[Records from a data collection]

- - -

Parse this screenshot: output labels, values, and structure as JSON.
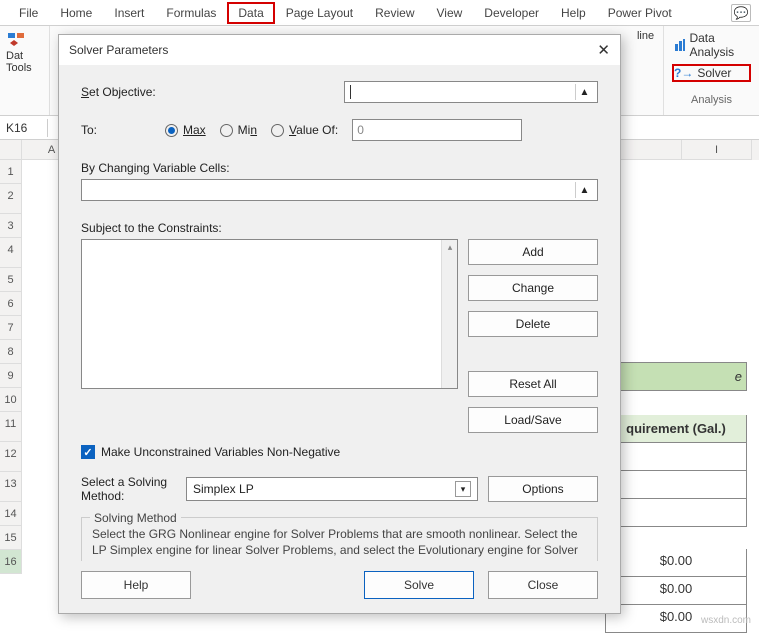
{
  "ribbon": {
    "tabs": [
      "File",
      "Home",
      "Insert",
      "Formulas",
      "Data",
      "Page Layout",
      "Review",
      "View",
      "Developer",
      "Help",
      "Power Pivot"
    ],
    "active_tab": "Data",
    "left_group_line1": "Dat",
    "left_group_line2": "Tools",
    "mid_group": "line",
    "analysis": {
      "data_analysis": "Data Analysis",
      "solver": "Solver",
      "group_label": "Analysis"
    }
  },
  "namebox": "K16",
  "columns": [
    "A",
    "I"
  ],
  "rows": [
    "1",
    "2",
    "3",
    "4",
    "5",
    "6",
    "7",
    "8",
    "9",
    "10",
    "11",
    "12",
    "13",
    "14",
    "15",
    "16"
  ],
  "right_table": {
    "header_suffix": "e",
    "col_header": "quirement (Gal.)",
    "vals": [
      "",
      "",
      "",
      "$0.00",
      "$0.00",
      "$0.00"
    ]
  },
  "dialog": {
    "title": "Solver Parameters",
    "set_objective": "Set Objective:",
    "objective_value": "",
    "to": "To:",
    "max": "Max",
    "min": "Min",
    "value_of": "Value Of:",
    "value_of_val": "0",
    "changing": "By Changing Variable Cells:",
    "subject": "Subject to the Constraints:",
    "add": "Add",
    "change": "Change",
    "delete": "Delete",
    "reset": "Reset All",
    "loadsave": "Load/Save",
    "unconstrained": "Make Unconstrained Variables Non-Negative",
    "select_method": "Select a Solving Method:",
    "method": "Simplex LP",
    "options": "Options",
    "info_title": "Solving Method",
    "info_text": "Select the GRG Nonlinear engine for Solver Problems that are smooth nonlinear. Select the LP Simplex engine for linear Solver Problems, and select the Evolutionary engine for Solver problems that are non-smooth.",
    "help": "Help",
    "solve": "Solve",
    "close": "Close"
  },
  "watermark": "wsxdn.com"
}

- - -

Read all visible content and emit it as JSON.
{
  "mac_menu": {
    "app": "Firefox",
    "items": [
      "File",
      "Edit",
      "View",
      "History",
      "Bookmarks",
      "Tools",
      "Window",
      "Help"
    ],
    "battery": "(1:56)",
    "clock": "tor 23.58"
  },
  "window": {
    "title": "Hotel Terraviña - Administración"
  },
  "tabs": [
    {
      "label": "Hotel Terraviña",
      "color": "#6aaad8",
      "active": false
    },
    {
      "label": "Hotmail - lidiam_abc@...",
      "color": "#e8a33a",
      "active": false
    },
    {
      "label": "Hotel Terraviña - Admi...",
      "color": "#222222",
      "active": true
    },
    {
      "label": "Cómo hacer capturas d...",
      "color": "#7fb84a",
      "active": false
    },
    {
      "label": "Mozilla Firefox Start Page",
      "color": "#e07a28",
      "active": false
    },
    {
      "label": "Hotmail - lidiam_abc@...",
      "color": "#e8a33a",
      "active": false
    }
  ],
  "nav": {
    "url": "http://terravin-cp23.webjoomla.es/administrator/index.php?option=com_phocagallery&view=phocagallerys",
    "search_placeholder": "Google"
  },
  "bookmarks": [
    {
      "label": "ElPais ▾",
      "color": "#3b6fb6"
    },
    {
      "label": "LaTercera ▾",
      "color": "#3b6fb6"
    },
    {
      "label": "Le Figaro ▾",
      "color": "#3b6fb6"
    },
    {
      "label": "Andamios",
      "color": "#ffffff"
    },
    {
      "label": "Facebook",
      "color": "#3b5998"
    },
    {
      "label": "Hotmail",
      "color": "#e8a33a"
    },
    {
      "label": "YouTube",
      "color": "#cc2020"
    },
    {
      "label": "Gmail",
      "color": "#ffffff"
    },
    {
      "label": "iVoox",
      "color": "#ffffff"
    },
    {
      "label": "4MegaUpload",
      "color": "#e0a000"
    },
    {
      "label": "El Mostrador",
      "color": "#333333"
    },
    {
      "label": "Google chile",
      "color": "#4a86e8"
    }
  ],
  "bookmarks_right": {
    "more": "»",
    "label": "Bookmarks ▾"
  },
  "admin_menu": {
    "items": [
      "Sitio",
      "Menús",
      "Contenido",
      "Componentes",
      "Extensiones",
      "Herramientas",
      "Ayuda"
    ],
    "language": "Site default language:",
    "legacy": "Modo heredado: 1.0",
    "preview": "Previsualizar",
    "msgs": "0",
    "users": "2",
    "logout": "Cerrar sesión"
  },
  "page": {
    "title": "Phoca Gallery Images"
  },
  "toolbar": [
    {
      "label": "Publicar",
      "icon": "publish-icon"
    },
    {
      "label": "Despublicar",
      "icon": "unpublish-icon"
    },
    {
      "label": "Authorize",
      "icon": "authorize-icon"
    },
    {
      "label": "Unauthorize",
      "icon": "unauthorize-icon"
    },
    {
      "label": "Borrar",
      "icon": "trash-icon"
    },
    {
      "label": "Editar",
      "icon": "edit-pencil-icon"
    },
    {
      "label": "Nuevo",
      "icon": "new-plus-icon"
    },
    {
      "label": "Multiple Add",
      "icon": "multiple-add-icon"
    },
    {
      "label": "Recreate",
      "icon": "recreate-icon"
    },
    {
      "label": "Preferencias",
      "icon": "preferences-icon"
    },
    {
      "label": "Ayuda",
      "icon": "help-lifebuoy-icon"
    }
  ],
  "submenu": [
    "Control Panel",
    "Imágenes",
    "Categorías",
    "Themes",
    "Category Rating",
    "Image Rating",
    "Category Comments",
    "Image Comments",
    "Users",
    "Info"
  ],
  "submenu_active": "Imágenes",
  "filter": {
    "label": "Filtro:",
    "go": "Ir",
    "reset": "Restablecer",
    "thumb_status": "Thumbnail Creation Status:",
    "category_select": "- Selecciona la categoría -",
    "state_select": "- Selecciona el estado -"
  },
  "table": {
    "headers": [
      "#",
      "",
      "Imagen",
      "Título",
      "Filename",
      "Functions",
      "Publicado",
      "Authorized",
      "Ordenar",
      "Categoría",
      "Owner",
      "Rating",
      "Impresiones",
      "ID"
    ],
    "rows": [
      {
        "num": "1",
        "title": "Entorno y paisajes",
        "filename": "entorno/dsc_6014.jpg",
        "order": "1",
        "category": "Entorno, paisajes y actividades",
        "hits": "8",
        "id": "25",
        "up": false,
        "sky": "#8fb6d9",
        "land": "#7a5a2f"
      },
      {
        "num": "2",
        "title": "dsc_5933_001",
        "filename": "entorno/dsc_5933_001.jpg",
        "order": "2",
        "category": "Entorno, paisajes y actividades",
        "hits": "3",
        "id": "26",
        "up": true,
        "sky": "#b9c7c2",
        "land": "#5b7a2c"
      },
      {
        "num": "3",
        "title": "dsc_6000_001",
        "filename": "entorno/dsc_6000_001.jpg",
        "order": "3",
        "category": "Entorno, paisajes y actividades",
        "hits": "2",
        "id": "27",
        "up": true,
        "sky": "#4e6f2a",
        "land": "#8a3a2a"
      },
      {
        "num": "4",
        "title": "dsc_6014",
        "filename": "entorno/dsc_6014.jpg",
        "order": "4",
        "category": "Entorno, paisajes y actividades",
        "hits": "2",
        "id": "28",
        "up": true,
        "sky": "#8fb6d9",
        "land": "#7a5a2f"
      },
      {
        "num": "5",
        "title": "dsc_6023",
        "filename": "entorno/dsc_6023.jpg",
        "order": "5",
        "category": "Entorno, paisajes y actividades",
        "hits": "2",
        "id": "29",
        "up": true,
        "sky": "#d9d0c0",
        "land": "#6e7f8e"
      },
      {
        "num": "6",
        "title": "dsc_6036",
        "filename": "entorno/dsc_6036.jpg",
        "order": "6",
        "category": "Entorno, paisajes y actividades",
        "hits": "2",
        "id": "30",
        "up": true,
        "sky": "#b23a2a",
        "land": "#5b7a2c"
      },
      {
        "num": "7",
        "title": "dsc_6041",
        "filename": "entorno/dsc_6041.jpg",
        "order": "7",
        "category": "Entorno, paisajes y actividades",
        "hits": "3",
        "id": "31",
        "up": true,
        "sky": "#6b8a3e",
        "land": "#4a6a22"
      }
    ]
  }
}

- - -

# EXERCISE DESCRIPTION
Every line above with the string "Firefox" in it should be copied into the answer.

# EXPECTED OUTPUT
    "app": "Firefox",
      "label": "Mozilla Firefox Start Page",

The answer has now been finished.